• **What the exercise asks**:
Gather all lines in the data that hold the string "зростання".

• **Records for the exercise**:
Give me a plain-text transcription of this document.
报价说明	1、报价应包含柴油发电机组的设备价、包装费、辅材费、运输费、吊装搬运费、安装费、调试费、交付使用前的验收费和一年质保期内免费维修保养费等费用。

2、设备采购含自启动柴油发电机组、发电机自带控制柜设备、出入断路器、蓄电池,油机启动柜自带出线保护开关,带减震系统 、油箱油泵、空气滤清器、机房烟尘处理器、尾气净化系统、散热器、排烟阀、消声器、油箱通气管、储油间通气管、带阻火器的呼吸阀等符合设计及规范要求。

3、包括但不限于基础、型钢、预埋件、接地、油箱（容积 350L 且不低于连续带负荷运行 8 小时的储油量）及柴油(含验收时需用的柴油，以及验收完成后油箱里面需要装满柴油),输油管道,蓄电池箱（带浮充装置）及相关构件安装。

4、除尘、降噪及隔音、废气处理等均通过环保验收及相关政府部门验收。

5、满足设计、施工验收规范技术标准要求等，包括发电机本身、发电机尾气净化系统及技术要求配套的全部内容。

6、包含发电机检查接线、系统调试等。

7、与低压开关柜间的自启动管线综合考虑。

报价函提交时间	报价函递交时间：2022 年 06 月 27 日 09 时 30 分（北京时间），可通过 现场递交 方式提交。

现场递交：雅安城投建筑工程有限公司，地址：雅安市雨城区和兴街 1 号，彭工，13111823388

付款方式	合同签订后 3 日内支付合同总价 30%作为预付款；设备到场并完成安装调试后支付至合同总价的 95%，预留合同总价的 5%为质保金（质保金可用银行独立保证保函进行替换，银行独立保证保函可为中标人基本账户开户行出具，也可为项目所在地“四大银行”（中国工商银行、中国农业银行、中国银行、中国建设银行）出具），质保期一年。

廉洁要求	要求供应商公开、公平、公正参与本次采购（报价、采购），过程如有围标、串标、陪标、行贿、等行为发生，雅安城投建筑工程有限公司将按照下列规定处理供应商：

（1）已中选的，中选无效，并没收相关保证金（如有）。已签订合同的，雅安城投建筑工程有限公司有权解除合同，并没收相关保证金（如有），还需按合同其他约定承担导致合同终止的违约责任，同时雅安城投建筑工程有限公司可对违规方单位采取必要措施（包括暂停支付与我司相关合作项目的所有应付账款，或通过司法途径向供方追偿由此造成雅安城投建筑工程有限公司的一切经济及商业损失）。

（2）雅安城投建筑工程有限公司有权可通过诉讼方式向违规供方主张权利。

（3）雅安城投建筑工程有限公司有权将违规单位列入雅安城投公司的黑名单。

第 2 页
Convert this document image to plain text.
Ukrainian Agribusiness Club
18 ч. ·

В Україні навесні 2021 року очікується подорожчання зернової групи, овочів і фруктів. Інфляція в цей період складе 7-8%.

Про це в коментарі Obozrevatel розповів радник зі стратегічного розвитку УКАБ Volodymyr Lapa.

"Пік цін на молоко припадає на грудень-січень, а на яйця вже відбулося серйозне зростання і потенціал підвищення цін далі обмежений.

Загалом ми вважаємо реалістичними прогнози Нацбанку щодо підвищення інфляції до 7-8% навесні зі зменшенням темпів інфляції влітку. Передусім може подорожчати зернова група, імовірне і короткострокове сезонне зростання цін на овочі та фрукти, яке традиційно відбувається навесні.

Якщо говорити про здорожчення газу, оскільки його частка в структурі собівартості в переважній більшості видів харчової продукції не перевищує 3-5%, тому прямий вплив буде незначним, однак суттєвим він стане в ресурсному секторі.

• **Finished exercise**:
"Пік цін на молоко припадає на грудень-січень, а на яйця вже відбулося серйозне зростання і потенціал підвищення цін далі обмежений.
Загалом ми вважаємо реалістичними прогнози Нацбанку щодо підвищення інфляції до 7-8% навесні зі зменшенням темпів інфляції влітку. Передусім може подорожчати зернова група, імовірне і короткострокове сезонне зростання цін на овочі та фрукти, яке традиційно відбувається навесні.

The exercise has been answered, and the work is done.